_Challenge:_ Copy out the complete listing, word for word.

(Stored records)
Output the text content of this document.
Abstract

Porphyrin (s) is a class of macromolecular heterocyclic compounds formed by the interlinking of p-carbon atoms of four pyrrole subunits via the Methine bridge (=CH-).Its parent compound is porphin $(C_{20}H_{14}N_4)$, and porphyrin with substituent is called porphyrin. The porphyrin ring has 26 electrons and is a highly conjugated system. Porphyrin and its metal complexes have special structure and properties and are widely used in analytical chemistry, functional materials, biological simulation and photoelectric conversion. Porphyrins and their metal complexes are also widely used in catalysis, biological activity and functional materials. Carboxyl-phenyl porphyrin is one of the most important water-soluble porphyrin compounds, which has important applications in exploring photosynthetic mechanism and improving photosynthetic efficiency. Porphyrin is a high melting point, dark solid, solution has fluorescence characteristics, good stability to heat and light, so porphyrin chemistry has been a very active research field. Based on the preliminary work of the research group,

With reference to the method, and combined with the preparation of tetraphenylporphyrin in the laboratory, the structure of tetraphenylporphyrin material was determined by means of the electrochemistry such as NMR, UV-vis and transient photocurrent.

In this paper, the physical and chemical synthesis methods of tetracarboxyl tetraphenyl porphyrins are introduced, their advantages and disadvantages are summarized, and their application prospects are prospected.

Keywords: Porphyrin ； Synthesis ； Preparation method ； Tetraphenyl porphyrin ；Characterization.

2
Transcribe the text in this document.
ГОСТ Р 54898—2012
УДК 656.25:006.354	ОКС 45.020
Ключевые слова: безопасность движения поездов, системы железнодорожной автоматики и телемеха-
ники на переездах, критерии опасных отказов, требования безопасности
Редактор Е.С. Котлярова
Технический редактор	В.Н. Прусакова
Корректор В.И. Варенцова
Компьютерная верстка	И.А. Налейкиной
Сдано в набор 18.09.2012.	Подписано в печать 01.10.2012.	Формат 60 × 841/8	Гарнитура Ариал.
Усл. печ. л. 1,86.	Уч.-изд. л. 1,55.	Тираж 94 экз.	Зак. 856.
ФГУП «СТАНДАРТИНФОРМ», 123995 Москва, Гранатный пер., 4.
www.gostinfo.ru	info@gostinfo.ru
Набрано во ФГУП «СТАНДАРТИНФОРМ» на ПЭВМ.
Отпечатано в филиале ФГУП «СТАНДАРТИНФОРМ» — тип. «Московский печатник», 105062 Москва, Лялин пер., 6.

_Reply:_
Output the text content of this document.
Abstract

Porphyrin (s) is a class of macromolecular heterocyclic compounds formed by the interlinking of p-carbon atoms of four pyrrole subunits via the Methine bridge (=CH-).Its parent compound is porphin $(C_{20}H_{14}N_4)$, and porphyrin with substituent is called porphyrin. The porphyrin ring has 26 electrons and is a highly conjugated system. Porphyrin and its metal complexes have special structure and properties and are widely used in analytical chemistry, functional materials, biological simulation and photoelectric conversion. Porphyrins and their metal complexes are also widely used in catalysis, biological activity and functional materials. Carboxyl-phenyl porphyrin is one of the most important water-soluble porphyrin compounds, which has important applications in exploring photosynthetic mechanism and improving photosynthetic efficiency. Porphyrin is a high melting point, dark solid, solution has fluorescence characteristics, good stability to heat and light, so porphyrin chemistry has been a very active research field. Based on the preliminary work of the research group,

With reference to the method, and combined with the preparation of tetraphenylporphyrin in the laboratory, the structure of tetraphenylporphyrin material was determined by means of the electrochemistry such as NMR, UV-vis and transient photocurrent.

In this paper, the physical and chemical synthesis methods of tetracarboxyl tetraphenyl porphyrins are introduced, their advantages and disadvantages are summarized, and their application prospects are prospected.

Keywords: Porphyrin ； Synthesis ； Preparation method ； Tetraphenyl porphyrin ；Characterization.

2
Transcribe the text in this document.
ГОСТ Р 54898—2012
УДК 656.25:006.354	ОКС 45.020
Ключевые слова: безопасность движения поездов, системы железнодорожной автоматики и телемеха-
ники на переездах, критерии опасных отказов, требования безопасности
Редактор Е.С. Котлярова
Технический редактор	В.Н. Прусакова
Корректор В.И. Варенцова
Компьютерная верстка	И.А. Налейкиной
Сдано в набор 18.09.2012.	Подписано в печать 01.10.2012.	Формат 60 × 841/8	Гарнитура Ариал.
Усл. печ. л. 1,86.	Уч.-изд. л. 1,55.	Тираж 94 экз.	Зак. 856.
ФГУП «СТАНДАРТИНФОРМ», 123995 Москва, Гранатный пер., 4.
www.gostinfo.ru	info@gostinfo.ru
Набрано во ФГУП «СТАНДАРТИНФОРМ» на ПЭВМ.
Отпечатано в филиале ФГУП «СТАНДАРТИНФОРМ» — тип. «Московский печатник», 105062 Москва, Лялин пер., 6.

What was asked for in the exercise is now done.